Exercise:
If a line in the data below contains "ratio", copy it.

(Collection entries)
----------------------------------------
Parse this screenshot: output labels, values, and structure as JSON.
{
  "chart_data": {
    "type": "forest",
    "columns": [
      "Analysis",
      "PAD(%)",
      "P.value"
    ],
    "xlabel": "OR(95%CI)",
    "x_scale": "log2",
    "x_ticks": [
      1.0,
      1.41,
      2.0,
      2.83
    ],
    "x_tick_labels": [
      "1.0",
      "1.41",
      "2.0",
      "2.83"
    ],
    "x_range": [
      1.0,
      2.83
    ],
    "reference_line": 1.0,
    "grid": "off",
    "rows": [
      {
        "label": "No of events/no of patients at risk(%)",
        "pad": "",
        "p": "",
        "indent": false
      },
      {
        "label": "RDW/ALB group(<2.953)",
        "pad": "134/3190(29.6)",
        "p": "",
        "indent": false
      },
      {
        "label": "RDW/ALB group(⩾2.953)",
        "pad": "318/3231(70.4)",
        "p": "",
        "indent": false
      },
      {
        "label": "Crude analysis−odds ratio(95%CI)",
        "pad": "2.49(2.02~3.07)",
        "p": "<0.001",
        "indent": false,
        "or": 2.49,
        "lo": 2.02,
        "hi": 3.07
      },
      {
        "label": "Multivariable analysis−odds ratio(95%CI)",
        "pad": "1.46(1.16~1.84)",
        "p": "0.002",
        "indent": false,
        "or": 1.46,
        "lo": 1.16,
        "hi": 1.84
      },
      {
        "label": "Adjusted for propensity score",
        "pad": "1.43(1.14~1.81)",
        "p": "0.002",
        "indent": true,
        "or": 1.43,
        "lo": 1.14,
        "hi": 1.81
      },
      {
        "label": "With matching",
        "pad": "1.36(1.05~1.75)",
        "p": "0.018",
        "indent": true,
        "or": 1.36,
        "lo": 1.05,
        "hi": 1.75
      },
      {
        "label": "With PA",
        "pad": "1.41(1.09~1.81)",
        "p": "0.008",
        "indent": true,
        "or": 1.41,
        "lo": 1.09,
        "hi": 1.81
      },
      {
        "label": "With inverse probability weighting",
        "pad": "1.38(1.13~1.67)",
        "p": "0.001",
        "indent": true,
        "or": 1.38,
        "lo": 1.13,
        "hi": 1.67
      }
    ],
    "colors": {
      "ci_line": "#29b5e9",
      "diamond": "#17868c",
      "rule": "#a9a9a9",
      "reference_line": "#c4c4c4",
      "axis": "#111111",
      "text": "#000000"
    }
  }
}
----------------------------------------
Output below:
        "label": "Crude analysis−odds ratio(95%CI)",
        "label": "Multivariable analysis−odds ratio(95%CI)",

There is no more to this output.